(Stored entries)
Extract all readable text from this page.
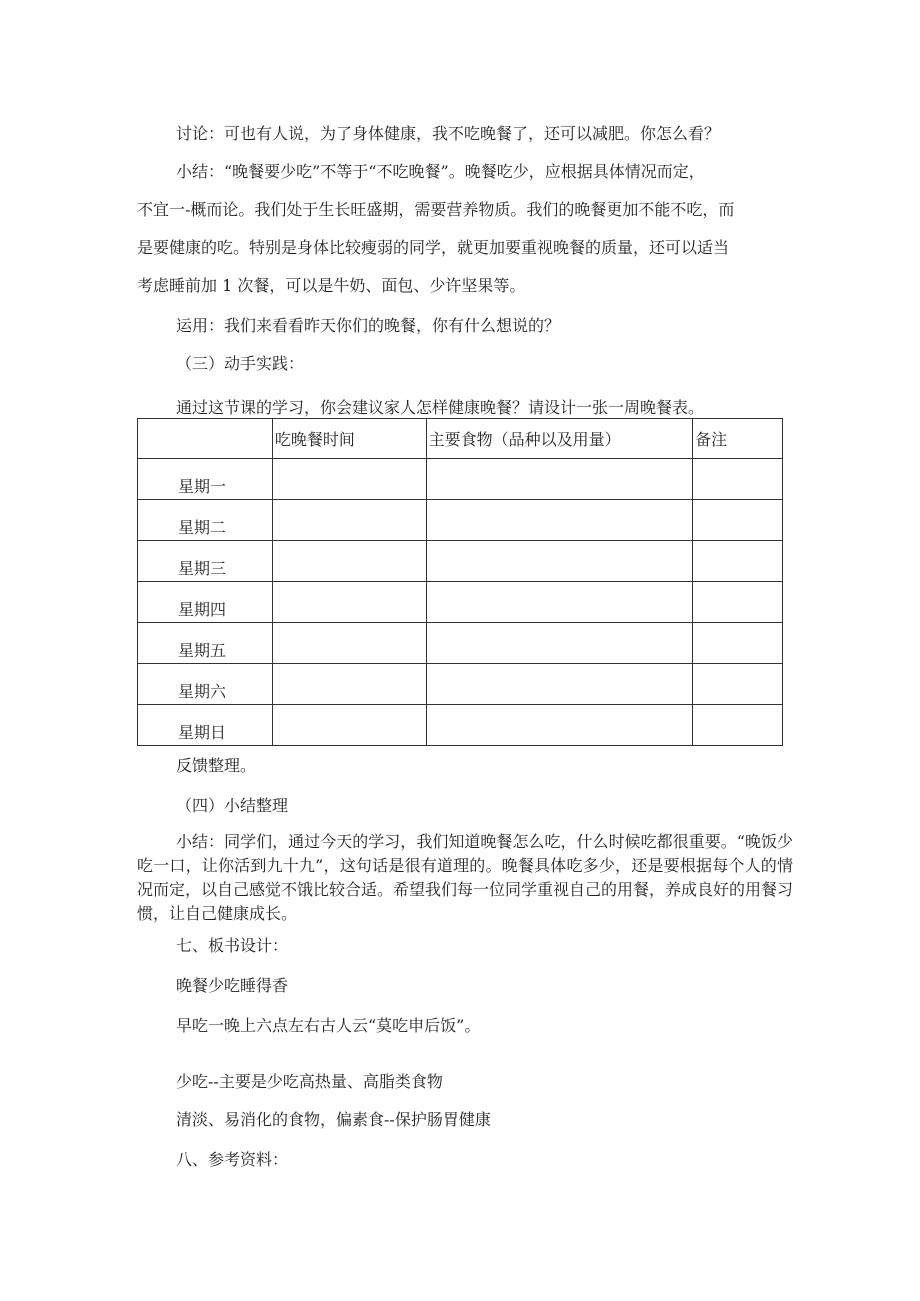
讨论：可也有人说，为了身体健康，我不吃晚餐了，还可以减肥。你怎么看？
小结：“晚餐要少吃”不等于“不吃晚餐”。晚餐吃少，应根据具体情况而定，
不宜一-概而论。我们处于生长旺盛期，需要营养物质。我们的晚餐更加不能不吃，而
是要健康的吃。特别是身体比较瘦弱的同学，就更加要重视晚餐的质量，还可以适当
考虑睡前加 1 次餐，可以是牛奶、面包、少许坚果等。
运用：我们来看看昨天你们的晚餐，你有什么想说的？
（三）动手实践：
通过这节课的学习，你会建议家人怎样健康晚餐？请设计一张一周晚餐表。
	吃晚餐时间	主要食物（品种以及用量）	备注
星期一			
星期二			
星期三			
星期四			
星期五			
星期六			
星期日			
反馈整理。
（四）小结整理
小结：同学们，通过今天的学习，我们知道晚餐怎么吃，什么时候吃都很重要。“晚饭少吃一口，让你活到九十九”，这句话是很有道理的。晚餐具体吃多少，还是要根据每个人的情况而定，以自己感觉不饿比较合适。希望我们每一位同学重视自己的用餐，养成良好的用餐习惯，让自己健康成长。
七、板书设计：
晚餐少吃睡得香
早吃一晚上六点左右古人云“莫吃申后饭”。
少吃--主要是少吃高热量、高脂类食物
清淡、易消化的食物，偏素食--保护肠胃健康
八、参考资料：
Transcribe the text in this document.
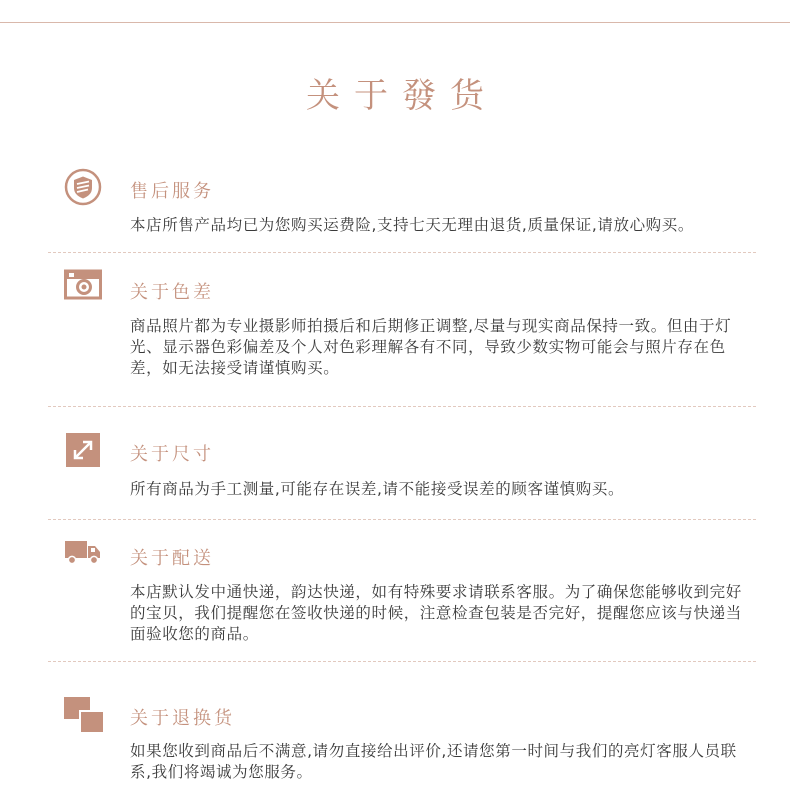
关于發货
售后服务
本店所售产品均已为您购买运费险,支持七天无理由退货,质量保证,请放心购买。
关于色差
商品照片都为专业摄影师拍摄后和后期修正调整,尽量与现实商品保持一致。但由于灯光、显示器色彩偏差及个人对色彩理解各有不同，导致少数实物可能会与照片存在色差，如无法接受请谨慎购买。
关于尺寸
所有商品为手工测量,可能存在误差,请不能接受误差的顾客谨慎购买。
关于配送
本店默认发中通快递，韵达快递，如有特殊要求请联系客服。为了确保您能够收到完好的宝贝，我们提醒您在签收快递的时候，注意检查包装是否完好，提醒您应该与快递当面验收您的商品。
关于退换货
如果您收到商品后不满意,请勿直接给出评价,还请您第一时间与我们的亮灯客服人员联系,我们将竭诚为您服务。
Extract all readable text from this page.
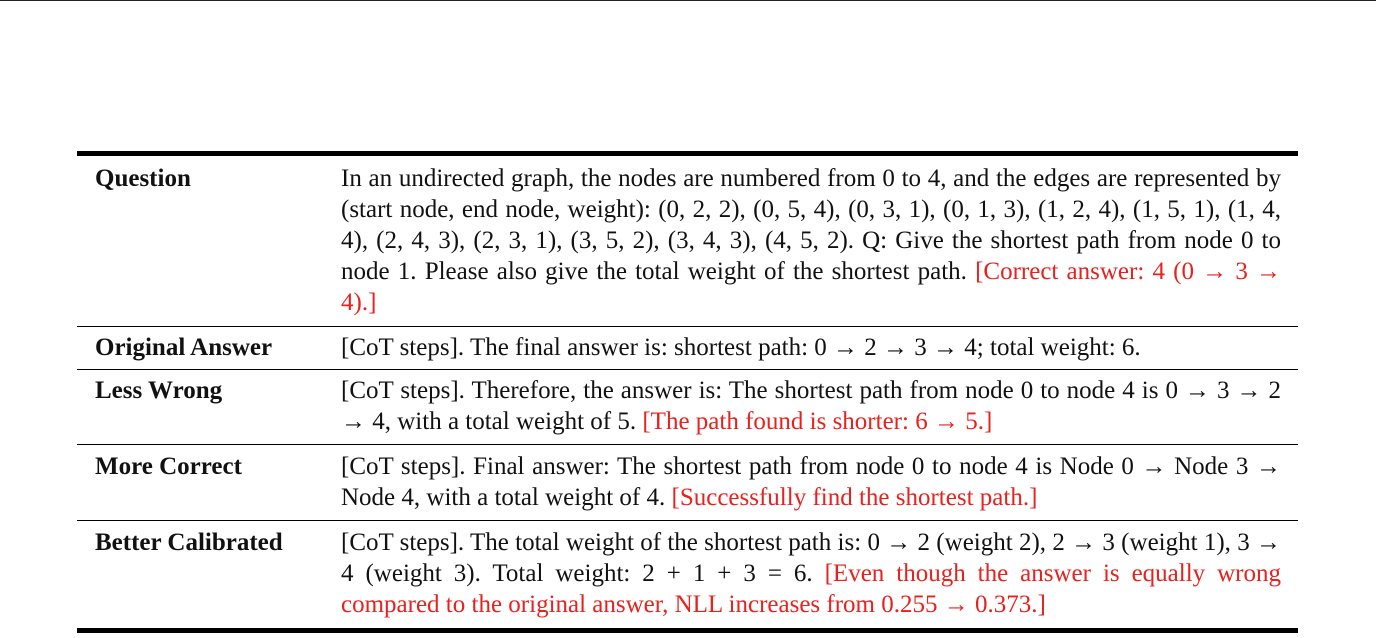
Question	In an undirected graph, the nodes are numbered from 0 to 4, and the edges are represented by (start node, end node, weight): (0, 2, 2), (0, 5, 4), (0, 3, 1), (0, 1, 3), (1, 2, 4), (1, 5, 1), (1, 4, 4), (2, 4, 3), (2, 3, 1), (3, 5, 2), (3, 4, 3), (4, 5, 2). Q: Give the shortest path from node 0 to node 1. Please also give the total weight of the shortest path. [Correct answer: 4 (0 → 3 → 4).]
Original Answer	[CoT steps]. The final answer is: shortest path: 0 → 2 → 3 → 4; total weight: 6.
Less Wrong	[CoT steps]. Therefore, the answer is: The shortest path from node 0 to node 4 is 0 → 3 → 2 → 4, with a total weight of 5. [The path found is shorter: 6 → 5.]
More Correct	[CoT steps]. Final answer: The shortest path from node 0 to node 4 is Node 0 → Node 3 → Node 4, with a total weight of 4. [Successfully find the shortest path.]
Better Calibrated	[CoT steps]. The total weight of the shortest path is: 0 → 2 (weight 2), 2 → 3 (weight 1), 3 → 4 (weight 3). Total weight: 2 + 1 + 3 = 6. [Even though the answer is equally wrong compared to the original answer, NLL increases from 0.255 → 0.373.]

» REQUIREMENTS:
Locate and copy each line in the data above that includes the word "from".

» FULL SOLUTION:
Extract all readable text from this page.
Extract all readable text from this page.
Question	In an undirected graph, the nodes are numbered from 0 to 4, and the edges are represented by (start node, end node, weight): (0, 2, 2), (0, 5, 4), (0, 3, 1), (0, 1, 3), (1, 2, 4), (1, 5, 1), (1, 4, 4), (2, 4, 3), (2, 3, 1), (3, 5, 2), (3, 4, 3), (4, 5, 2). Q: Give the shortest path from node 0 to node 1. Please also give the total weight of the shortest path. [Correct answer: 4 (0 → 3 → 4).]
Less Wrong	[CoT steps]. Therefore, the answer is: The shortest path from node 0 to node 4 is 0 → 3 → 2 → 4, with a total weight of 5. [The path found is shorter: 6 → 5.]
More Correct	[CoT steps]. Final answer: The shortest path from node 0 to node 4 is Node 0 → Node 3 → Node 4, with a total weight of 4. [Successfully find the shortest path.]
Better Calibrated	[CoT steps]. The total weight of the shortest path is: 0 → 2 (weight 2), 2 → 3 (weight 1), 3 → 4 (weight 3). Total weight: 2 + 1 + 3 = 6. [Even though the answer is equally wrong compared to the original answer, NLL increases from 0.255 → 0.373.]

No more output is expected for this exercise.